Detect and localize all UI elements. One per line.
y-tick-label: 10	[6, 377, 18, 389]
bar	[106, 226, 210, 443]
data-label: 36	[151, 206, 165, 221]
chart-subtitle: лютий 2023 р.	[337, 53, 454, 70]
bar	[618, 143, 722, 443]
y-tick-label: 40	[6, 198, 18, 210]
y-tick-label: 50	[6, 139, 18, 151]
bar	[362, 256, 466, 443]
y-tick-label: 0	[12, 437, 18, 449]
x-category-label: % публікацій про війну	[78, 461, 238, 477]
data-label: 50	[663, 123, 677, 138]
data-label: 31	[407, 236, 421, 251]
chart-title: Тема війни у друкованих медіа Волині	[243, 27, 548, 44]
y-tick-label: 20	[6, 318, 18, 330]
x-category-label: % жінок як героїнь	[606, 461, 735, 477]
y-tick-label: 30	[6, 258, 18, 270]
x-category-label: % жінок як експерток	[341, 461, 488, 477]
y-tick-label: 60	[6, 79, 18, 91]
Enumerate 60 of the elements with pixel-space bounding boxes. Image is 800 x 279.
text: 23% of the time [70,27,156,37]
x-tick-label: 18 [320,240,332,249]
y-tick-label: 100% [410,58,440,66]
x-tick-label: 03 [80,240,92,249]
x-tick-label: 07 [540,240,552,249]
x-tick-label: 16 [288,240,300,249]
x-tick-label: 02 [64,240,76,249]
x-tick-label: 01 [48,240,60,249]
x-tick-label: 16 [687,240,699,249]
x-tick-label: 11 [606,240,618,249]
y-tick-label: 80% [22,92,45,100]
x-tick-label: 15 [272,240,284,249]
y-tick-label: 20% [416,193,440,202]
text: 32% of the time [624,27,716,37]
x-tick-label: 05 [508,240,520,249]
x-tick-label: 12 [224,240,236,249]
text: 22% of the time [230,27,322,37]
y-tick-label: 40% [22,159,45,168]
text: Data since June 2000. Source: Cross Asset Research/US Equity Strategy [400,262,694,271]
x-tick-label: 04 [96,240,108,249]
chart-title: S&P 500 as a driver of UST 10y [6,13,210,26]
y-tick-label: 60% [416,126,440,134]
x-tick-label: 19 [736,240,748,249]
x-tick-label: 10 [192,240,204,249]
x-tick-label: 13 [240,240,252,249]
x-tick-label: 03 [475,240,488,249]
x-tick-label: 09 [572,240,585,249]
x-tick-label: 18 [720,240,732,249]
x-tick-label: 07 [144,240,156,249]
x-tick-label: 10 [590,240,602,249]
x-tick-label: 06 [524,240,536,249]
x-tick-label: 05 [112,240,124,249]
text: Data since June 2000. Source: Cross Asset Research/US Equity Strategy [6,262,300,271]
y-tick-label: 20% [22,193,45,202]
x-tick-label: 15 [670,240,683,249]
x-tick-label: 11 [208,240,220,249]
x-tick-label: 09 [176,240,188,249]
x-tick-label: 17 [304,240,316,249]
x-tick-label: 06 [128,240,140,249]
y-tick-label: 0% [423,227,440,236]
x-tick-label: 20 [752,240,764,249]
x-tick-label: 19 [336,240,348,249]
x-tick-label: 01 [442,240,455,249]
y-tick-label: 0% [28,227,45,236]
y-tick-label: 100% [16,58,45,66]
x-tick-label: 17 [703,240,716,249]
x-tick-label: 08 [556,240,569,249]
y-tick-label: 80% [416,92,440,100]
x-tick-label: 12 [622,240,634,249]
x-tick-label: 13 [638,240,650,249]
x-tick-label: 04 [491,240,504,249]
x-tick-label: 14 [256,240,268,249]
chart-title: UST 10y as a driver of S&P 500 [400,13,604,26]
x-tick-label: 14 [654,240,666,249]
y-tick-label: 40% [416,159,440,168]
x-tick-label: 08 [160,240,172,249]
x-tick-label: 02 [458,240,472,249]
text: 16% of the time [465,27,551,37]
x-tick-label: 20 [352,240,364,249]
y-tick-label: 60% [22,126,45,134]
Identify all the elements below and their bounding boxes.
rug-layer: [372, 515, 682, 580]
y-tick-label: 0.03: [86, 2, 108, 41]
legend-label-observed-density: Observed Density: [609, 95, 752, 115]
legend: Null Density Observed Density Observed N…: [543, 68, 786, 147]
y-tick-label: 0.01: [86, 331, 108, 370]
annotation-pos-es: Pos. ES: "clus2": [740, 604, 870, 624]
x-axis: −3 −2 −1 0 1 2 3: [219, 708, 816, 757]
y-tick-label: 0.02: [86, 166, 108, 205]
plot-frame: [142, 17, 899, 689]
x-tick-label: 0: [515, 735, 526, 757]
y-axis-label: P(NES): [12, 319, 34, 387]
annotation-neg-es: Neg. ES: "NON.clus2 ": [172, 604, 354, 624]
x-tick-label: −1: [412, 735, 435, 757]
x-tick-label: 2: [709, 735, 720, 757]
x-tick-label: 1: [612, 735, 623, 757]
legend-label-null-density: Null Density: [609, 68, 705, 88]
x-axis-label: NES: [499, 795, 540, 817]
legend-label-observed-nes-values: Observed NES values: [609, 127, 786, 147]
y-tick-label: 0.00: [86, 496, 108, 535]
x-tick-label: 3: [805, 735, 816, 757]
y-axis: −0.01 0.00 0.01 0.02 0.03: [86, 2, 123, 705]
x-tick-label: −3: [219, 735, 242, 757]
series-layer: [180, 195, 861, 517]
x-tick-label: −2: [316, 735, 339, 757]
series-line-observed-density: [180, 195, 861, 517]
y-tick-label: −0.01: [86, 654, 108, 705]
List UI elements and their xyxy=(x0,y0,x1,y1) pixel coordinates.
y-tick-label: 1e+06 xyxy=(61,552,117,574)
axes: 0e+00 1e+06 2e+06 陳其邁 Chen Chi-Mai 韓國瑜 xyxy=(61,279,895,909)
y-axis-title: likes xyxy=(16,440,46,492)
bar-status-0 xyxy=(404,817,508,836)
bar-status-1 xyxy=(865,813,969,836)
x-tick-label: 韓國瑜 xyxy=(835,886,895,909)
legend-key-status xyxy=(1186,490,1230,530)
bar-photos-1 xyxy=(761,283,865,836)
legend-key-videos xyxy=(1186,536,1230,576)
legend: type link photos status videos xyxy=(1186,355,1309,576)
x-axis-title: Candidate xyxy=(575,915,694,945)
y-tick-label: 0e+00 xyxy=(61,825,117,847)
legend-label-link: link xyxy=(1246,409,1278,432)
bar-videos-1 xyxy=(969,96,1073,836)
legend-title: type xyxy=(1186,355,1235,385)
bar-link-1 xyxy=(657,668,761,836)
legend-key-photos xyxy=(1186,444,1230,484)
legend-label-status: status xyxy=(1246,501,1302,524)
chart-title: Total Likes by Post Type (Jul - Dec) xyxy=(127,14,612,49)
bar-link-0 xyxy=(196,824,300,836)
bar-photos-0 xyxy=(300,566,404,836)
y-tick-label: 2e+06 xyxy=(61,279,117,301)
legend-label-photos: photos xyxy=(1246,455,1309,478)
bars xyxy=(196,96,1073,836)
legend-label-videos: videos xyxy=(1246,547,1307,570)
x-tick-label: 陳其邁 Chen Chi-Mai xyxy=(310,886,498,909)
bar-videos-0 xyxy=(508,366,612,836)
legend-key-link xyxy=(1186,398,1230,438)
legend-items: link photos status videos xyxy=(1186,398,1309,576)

**GIVEN TASK**. Please report every line of the items above that holds the word "Asset", copying each such line in full.

**ANSWER IN FULL**.
text: Data since June 2000. Source: Cross Asset Research/US Equity Strategy [400,262,694,271]
text: Data since June 2000. Source: Cross Asset Research/US Equity Strategy [6,262,300,271]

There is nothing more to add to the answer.